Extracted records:
[BEGIN]

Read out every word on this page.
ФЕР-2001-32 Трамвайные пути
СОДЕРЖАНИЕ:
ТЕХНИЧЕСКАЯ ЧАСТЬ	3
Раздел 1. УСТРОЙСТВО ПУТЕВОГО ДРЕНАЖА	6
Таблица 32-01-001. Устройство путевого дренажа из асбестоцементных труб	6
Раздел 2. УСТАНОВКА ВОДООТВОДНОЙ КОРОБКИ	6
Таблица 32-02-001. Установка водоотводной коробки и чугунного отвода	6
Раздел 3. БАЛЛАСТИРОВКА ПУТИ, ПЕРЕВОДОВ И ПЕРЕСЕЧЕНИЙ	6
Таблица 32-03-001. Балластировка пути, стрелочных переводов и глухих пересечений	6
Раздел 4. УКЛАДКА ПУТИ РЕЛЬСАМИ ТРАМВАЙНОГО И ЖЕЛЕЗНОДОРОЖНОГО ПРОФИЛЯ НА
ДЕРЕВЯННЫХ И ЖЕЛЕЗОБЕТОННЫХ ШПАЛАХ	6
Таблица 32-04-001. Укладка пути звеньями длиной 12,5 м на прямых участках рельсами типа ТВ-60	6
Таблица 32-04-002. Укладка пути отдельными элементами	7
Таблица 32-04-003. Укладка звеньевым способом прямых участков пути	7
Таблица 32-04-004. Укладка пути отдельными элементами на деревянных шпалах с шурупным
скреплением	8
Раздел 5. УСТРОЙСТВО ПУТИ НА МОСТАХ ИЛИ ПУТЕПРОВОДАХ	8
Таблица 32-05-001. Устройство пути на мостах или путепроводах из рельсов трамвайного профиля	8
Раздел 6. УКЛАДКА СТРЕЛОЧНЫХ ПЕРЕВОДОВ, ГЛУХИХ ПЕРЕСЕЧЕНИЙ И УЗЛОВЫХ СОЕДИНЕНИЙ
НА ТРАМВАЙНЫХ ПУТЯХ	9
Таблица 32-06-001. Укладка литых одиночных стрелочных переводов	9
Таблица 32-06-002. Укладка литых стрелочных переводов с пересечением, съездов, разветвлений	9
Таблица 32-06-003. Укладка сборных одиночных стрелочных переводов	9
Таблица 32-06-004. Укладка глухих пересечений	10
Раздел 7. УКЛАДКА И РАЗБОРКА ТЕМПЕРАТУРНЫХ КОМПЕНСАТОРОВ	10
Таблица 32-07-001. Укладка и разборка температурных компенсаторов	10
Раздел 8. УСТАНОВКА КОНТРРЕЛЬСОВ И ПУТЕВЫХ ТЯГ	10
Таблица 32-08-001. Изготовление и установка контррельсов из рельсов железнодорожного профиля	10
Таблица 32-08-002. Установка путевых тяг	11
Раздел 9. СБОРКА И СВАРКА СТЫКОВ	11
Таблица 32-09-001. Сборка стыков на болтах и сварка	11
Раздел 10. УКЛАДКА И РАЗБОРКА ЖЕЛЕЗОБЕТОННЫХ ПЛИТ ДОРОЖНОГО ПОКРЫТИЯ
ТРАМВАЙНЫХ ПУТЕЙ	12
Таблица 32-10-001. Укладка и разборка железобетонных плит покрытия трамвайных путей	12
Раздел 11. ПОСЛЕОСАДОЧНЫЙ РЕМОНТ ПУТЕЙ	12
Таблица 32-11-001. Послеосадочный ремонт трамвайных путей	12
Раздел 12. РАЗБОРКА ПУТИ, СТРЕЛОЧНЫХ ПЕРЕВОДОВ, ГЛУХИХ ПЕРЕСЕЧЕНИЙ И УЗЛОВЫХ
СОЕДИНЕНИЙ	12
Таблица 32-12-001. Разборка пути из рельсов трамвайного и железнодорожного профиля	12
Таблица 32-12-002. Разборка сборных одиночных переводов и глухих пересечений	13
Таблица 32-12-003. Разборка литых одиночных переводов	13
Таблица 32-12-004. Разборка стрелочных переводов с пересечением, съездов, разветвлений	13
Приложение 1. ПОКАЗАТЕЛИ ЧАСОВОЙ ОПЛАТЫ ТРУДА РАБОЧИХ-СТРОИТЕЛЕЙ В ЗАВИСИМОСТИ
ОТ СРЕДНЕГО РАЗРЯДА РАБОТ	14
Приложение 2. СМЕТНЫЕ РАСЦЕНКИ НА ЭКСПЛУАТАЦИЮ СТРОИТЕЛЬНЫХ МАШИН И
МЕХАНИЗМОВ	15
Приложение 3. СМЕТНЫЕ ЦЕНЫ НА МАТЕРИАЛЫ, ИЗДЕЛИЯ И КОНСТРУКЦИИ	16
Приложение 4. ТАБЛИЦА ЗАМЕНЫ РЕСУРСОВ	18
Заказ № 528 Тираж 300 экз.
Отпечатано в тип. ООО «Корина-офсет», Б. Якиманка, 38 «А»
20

[END]

## [To do]
What is the number of lines above that hold the string "пересечением"? Answer with that number alone.

## [Solution to the problem]
2